_Exercise_: From the article on crisis communication at UGA, reproduce the passage word for word, starting at "But when he" and ending after "communication. (Photo by Peter Frey/UGA)".

_Extract_:
Yan Jin, the C. Richard Yarbrough Professor in Crisis Communication Leadership, directs the Crisis Communication Think Tank. (Photo by Peter Frey/UGA)

UGA is becoming the go-to place for crisis communication education.

Curt Harris PhD ’08 knows his periodic table, chemical compounds, and how to work a lab. What the physical scientist wasn’t expecting was to become just as adept at the complicated field of communications.

But when he joined the University of Georgia’s Institute of Disaster Management, housed in the College of Public Health, one thing became abundantly clear.

Curt Harris heads the College of Public Health’s Institute for Disaster Management, which features a curriculum heavily focused on crisis communication. (Photo by Peter Frey/UGA)

“Communication was always a problem when we were looking at disaster responses and engaging in disaster preparation exercises,” says Harris, who became the institute’s director in 2019. “Communicating was something that we did, but it wasn’t something we did extremely well—primarily because we didn’t train on it.”

That’s something he wanted to fix when he began developing the curriculum for the Master of Public Health in Disaster Management in the early 2010s. But Harris soon realized that a single crisis communications course wasn’t going to cut it. Crisis communications needed to be integrated into every class the institute’s faculty taught.

Element boundary records:

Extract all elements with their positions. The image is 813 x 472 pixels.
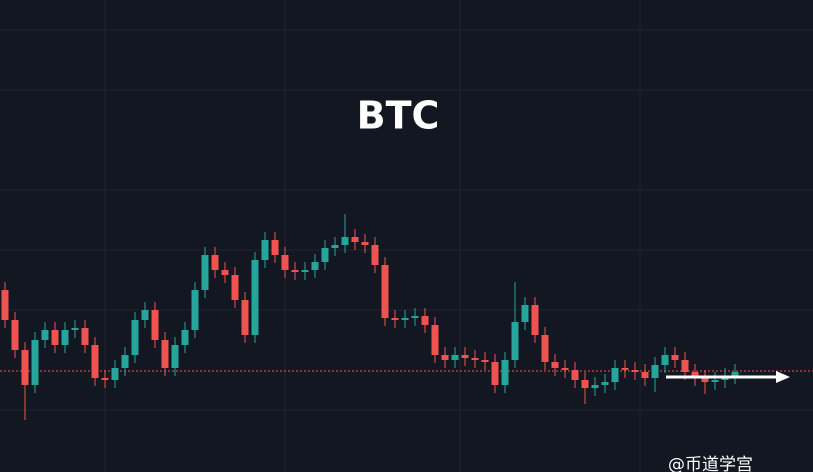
candle-body (1, 290, 9, 320)
candle-body (671, 355, 679, 360)
candle-body (571, 370, 579, 380)
candle-body (41, 330, 49, 340)
candle-body (301, 270, 309, 272)
candle-body (261, 240, 269, 260)
candle-body (391, 318, 399, 320)
candle-body (441, 355, 449, 360)
candle-body (491, 362, 499, 385)
candle-body (621, 368, 629, 370)
candle-body (211, 255, 219, 270)
candle-body (581, 380, 589, 388)
candle-body (601, 382, 609, 385)
candle-body (171, 345, 179, 368)
candle-body (531, 305, 539, 335)
candle-body (191, 290, 199, 330)
candle-body (541, 335, 549, 362)
candle-body (31, 340, 39, 385)
candle-body (151, 310, 159, 340)
candle-body (661, 355, 669, 365)
candle-body (481, 360, 489, 362)
candle-body (631, 370, 639, 372)
candle-body (111, 368, 119, 380)
candle-body (201, 255, 209, 290)
candle-body (321, 248, 329, 262)
candle-body (381, 265, 389, 318)
candle-body (411, 316, 419, 318)
candle-body (691, 372, 699, 378)
candle-body (371, 245, 379, 265)
candle-body (181, 330, 189, 345)
candle-body (71, 328, 79, 330)
arrow (666, 371, 790, 383)
candle-body (591, 385, 599, 388)
candle-body (731, 372, 739, 376)
candle-body (611, 368, 619, 382)
candle-body (51, 330, 59, 345)
candle-body (511, 322, 519, 360)
candle-body (701, 378, 709, 382)
chart-title: BTC (357, 94, 440, 138)
candle-body (141, 310, 149, 320)
candle-body (161, 340, 169, 368)
candle-body (451, 355, 459, 360)
candle-body (21, 350, 29, 385)
candle-body (311, 262, 319, 270)
candle-body (461, 355, 469, 358)
candle-body (501, 360, 509, 385)
candle-body (341, 237, 349, 245)
candle-body (651, 365, 659, 378)
candle-body (61, 330, 69, 345)
candle-body (231, 275, 239, 300)
candle-body (251, 260, 259, 335)
candle-body (551, 362, 559, 368)
candle-body (521, 305, 529, 322)
candle-body (431, 325, 439, 355)
watermark: @币道学宫 (668, 455, 753, 472)
candle-body (291, 270, 299, 272)
candles (0, 214, 813, 420)
candle-body (241, 300, 249, 335)
candle-body (331, 245, 339, 248)
candle-body (681, 360, 689, 372)
candle-body (401, 318, 409, 320)
candle-body (271, 240, 279, 255)
candle-body (351, 237, 359, 242)
candle-body (421, 316, 429, 325)
candle-body (121, 355, 129, 368)
candle-body (91, 345, 99, 378)
candle-body (361, 242, 369, 245)
candle-body (281, 255, 289, 270)
candle-body (81, 328, 89, 345)
candle-body (641, 372, 649, 378)
candle-body (101, 378, 109, 380)
candle-body (561, 368, 569, 370)
candle-body (221, 270, 229, 275)
candle-body (11, 320, 19, 350)
candle-body (131, 320, 139, 355)
candle-body (711, 380, 719, 382)
candle-body (471, 358, 479, 360)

_Final result_:
But when he joined the University of Georgia’s Institute of Disaster Management, housed in the College of Public Health, one thing became abundantly clear.

Curt Harris heads the College of Public Health’s Institute for Disaster Management, which features a curriculum heavily focused on crisis communication. (Photo by Peter Frey/UGA)